*MATERIAL*.

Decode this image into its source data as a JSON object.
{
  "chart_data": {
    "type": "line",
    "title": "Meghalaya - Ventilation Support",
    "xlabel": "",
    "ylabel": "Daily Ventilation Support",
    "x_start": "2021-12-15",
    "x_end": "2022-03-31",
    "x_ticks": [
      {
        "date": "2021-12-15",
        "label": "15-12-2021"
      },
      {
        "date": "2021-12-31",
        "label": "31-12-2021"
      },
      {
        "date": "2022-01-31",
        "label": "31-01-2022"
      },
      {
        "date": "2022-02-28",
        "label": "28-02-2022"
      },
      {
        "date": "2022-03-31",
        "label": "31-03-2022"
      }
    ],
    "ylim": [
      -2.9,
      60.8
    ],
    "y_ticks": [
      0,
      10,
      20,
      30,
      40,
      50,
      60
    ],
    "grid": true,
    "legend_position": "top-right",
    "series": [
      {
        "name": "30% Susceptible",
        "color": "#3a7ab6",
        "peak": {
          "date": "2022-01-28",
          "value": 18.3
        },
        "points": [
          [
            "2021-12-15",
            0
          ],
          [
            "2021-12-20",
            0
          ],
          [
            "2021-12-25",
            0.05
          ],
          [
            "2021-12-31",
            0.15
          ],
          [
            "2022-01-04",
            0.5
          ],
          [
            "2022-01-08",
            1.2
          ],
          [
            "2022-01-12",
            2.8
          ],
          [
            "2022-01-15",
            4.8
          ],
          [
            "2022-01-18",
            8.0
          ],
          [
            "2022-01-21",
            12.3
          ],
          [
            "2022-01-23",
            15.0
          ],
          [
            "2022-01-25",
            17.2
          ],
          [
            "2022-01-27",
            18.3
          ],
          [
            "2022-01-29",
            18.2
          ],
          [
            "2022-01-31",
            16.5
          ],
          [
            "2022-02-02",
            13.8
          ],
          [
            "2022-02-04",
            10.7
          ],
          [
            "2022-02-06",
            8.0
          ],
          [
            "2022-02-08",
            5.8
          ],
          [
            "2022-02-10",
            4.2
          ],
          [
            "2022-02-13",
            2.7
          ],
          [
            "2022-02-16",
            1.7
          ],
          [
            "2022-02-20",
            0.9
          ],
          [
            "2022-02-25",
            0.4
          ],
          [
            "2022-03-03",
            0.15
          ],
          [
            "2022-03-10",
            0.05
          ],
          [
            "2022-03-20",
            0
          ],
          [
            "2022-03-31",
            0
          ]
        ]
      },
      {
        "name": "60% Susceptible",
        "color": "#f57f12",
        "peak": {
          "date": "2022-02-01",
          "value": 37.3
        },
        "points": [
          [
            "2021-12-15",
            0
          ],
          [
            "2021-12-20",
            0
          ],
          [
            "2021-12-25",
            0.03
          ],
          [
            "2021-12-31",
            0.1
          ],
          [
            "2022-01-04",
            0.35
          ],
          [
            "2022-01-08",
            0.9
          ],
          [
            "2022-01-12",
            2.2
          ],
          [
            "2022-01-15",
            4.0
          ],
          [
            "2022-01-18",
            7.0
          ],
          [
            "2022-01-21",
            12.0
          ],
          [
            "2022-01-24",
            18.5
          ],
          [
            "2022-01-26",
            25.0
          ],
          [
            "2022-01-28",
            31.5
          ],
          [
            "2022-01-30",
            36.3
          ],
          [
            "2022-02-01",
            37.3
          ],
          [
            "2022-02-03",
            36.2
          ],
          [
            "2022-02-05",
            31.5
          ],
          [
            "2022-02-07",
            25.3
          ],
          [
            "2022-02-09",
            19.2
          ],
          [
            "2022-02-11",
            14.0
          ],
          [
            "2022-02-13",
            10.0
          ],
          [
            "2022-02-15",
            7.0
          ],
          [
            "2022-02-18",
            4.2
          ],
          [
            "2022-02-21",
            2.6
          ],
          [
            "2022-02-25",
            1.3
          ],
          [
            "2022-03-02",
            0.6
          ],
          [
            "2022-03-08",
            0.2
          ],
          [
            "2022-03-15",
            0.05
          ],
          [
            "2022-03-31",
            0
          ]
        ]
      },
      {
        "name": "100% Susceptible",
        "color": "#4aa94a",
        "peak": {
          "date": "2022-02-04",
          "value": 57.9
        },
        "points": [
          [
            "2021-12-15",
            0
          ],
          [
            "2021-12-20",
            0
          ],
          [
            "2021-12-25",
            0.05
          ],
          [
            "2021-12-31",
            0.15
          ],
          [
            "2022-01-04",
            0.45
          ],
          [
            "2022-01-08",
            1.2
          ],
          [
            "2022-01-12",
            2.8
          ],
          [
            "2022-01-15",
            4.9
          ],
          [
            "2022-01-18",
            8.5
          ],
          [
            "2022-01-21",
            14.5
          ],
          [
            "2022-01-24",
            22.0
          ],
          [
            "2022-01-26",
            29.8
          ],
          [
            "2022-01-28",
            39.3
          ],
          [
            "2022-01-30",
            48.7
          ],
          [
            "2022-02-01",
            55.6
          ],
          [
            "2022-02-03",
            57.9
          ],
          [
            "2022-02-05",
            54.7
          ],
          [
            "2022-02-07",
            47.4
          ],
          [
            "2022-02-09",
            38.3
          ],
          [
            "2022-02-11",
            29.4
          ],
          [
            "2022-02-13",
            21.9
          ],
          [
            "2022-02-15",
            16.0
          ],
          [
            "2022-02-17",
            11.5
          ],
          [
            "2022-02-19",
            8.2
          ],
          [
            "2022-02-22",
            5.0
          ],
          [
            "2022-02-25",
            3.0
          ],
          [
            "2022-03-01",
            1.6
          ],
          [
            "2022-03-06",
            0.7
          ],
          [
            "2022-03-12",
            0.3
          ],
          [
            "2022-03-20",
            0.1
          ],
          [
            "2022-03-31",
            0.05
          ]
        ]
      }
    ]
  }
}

*SET PROBLEM*. Check each line of these records for the string "Susceptible" and state only how many lines have it.

*TASK SOLUTION*. 3